● **The exercise**
Identify the lines in the data below that contain "Before" and give only how many there are.
-- BEGIN Extracted data --
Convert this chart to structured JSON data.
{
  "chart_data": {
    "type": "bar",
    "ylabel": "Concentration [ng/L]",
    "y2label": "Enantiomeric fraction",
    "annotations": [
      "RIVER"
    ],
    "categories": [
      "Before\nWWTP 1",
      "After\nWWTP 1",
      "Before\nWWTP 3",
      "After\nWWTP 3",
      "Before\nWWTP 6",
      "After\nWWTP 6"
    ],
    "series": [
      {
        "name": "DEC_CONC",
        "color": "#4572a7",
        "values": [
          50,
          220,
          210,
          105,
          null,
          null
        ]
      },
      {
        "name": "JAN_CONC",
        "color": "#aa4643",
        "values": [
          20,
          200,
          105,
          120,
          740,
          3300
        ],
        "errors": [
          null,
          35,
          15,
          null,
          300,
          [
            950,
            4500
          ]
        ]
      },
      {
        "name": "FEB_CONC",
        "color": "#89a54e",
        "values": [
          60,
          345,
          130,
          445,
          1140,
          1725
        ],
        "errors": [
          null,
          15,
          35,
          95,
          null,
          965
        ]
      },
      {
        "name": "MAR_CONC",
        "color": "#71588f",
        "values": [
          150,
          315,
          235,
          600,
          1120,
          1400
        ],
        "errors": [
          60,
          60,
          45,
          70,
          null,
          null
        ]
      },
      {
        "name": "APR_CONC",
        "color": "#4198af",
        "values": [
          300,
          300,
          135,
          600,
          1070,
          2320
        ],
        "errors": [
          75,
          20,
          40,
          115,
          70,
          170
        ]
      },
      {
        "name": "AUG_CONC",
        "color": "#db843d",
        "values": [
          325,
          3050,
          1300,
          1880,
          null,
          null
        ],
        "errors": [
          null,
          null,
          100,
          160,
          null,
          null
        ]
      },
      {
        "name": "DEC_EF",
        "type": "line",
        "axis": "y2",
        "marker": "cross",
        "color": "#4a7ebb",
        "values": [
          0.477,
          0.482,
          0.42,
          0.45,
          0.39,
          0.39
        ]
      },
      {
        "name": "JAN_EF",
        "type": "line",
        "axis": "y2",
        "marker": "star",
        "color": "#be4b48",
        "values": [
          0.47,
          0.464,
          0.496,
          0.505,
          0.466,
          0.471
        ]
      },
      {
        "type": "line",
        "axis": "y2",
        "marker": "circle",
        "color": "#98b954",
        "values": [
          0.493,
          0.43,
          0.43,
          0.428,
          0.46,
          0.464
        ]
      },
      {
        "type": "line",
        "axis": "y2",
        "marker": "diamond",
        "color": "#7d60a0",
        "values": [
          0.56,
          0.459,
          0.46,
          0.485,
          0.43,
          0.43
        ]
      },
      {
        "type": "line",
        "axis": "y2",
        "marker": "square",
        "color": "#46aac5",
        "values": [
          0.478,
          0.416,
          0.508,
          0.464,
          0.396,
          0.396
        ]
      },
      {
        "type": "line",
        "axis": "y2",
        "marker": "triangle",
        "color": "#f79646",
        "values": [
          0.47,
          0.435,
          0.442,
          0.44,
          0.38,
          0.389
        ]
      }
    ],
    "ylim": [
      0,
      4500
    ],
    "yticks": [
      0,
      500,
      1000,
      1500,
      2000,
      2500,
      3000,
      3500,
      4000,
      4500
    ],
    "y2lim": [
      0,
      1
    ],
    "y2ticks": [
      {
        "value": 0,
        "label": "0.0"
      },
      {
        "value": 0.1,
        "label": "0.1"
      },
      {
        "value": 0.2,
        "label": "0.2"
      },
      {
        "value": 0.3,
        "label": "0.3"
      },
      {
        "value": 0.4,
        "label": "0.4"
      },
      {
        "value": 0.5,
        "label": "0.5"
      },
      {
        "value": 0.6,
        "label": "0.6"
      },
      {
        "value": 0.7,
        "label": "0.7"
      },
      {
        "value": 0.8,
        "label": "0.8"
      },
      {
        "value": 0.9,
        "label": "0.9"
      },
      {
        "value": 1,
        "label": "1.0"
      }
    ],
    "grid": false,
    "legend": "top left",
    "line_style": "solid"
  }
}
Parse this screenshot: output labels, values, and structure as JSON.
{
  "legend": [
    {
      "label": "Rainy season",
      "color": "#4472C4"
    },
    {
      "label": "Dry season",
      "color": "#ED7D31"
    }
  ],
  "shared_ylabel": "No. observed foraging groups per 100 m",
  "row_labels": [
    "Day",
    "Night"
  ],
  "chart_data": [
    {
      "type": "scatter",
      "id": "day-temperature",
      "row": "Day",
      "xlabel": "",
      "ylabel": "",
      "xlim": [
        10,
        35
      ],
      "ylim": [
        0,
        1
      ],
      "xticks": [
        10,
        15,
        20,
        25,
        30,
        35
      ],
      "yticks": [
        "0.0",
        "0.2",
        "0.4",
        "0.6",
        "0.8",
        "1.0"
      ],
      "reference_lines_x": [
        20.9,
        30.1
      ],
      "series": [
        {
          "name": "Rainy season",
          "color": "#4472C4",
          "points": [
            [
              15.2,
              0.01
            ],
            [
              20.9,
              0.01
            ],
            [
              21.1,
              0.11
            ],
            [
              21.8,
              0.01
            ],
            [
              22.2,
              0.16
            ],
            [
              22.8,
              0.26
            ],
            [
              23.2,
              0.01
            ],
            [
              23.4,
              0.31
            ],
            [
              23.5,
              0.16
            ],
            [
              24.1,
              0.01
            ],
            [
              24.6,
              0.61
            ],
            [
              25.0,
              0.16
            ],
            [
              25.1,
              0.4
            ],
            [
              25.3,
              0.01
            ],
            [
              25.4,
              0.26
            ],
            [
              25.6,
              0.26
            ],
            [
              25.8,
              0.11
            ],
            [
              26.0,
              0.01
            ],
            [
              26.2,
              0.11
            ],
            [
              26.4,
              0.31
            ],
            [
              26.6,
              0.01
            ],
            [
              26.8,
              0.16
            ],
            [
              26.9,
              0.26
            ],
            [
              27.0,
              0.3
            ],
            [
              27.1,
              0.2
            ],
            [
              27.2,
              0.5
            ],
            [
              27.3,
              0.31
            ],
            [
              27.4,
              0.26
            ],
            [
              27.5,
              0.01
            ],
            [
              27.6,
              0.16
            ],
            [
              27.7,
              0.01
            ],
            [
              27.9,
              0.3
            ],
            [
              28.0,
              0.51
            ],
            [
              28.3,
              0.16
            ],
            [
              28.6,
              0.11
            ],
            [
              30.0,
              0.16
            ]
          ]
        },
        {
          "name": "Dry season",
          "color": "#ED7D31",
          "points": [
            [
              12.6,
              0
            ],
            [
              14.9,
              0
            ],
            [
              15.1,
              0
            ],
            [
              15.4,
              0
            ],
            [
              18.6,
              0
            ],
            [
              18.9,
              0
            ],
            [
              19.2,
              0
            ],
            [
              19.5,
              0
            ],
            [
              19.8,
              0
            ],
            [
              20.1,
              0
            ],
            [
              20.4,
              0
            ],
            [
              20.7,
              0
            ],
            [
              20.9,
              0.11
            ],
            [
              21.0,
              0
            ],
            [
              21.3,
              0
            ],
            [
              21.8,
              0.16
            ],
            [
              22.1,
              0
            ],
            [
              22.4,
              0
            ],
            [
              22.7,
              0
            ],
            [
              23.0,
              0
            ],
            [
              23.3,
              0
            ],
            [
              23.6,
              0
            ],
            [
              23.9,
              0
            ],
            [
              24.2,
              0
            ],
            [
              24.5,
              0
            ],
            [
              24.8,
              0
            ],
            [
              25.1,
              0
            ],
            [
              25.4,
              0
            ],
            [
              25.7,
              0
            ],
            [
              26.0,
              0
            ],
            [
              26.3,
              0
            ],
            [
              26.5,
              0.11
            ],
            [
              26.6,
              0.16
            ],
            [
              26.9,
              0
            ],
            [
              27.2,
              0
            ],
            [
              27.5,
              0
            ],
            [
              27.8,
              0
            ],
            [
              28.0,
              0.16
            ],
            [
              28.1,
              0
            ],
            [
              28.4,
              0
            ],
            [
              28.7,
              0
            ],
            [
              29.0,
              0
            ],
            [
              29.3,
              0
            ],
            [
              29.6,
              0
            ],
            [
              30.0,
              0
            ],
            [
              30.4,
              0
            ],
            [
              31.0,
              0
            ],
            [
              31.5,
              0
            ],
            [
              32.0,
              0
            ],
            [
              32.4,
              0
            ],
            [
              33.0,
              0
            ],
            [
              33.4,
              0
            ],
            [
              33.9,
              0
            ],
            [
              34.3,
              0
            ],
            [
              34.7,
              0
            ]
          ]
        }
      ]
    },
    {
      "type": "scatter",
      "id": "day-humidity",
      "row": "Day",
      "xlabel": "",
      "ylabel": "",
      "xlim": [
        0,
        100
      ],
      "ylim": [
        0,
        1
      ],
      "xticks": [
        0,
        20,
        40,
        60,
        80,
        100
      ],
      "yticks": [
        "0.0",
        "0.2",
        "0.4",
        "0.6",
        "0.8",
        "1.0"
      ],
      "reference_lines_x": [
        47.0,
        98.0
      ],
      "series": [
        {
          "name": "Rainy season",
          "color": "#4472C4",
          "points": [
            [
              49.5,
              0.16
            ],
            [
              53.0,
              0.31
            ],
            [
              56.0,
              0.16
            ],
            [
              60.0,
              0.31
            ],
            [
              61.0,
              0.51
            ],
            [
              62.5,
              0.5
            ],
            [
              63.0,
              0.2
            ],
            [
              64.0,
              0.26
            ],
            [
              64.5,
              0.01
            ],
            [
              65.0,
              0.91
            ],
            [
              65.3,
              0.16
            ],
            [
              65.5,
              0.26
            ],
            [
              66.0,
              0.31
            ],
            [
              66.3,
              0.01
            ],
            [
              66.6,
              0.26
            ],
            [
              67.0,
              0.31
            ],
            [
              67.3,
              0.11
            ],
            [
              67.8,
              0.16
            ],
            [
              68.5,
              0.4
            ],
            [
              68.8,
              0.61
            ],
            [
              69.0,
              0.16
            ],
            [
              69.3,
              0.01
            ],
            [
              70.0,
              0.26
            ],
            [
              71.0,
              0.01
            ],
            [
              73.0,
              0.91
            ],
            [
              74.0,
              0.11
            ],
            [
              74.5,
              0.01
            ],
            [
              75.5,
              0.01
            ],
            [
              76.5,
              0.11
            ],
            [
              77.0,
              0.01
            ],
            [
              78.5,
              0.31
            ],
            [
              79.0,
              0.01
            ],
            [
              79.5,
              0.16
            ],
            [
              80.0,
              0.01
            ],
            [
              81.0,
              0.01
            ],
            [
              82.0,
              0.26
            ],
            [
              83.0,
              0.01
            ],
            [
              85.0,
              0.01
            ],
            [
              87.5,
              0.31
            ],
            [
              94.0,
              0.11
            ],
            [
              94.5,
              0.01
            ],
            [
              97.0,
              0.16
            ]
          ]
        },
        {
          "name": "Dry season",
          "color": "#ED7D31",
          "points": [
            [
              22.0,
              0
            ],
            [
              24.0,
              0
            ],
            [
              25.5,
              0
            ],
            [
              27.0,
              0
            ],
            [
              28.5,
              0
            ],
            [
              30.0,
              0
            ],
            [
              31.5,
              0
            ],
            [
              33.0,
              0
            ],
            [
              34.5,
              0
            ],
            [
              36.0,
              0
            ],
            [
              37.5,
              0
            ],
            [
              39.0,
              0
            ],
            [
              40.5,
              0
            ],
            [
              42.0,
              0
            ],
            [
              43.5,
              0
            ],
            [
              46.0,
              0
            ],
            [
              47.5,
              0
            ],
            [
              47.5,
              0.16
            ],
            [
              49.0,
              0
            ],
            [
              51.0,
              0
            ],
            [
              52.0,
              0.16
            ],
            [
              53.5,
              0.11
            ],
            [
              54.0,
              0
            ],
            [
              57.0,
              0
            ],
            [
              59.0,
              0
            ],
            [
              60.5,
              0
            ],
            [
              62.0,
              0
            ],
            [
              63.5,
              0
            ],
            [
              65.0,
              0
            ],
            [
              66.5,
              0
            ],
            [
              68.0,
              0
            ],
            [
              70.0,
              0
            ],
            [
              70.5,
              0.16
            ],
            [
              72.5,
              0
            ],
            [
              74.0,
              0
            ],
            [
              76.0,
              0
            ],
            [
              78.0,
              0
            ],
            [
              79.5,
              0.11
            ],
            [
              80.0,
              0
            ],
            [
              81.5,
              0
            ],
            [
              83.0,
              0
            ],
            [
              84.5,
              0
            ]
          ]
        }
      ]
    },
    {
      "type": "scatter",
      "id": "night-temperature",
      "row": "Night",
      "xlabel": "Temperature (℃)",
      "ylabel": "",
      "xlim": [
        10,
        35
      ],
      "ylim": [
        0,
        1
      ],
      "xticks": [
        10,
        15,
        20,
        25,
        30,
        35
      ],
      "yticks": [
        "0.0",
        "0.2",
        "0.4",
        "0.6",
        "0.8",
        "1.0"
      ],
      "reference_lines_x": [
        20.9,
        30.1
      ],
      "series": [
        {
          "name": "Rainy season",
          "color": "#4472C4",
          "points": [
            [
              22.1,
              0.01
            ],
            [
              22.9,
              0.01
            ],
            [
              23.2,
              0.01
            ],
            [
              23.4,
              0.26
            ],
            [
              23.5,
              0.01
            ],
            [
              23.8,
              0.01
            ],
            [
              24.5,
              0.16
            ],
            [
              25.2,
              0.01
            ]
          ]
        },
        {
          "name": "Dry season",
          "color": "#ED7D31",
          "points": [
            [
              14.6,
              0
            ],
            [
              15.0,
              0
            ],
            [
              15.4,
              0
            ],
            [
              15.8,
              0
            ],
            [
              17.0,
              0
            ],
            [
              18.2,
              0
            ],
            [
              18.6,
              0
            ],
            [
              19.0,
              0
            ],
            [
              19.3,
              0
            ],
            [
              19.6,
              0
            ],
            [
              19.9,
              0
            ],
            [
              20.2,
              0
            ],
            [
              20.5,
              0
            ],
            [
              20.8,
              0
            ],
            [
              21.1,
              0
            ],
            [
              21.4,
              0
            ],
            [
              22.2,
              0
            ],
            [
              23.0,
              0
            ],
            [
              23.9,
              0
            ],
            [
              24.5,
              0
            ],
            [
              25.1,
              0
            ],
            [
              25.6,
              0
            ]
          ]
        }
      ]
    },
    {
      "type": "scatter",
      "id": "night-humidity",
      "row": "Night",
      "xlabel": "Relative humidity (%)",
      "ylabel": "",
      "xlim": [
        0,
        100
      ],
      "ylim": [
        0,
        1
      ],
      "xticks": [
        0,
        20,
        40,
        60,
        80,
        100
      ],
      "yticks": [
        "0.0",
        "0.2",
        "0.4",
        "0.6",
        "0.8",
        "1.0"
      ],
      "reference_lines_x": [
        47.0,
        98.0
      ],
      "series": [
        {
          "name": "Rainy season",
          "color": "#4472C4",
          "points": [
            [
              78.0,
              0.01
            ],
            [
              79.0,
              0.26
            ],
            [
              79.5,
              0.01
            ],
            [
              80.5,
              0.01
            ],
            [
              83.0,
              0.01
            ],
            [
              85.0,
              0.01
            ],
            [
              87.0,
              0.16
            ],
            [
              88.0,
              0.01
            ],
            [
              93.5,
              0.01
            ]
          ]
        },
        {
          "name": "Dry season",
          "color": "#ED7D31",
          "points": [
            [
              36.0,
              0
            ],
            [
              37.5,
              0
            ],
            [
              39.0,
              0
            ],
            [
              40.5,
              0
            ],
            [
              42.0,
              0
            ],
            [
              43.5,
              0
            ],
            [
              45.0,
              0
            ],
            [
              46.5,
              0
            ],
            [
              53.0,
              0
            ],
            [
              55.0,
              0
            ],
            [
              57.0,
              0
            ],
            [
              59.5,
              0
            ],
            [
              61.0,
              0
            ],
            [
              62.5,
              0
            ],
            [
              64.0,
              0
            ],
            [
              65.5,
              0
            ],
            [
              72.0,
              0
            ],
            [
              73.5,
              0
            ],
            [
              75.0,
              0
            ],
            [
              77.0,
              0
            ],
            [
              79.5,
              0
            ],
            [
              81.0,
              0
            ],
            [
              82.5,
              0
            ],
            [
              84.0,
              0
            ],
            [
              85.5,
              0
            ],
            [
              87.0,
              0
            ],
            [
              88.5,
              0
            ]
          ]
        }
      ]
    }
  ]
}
-- END Extracted data --
● **Task response**
3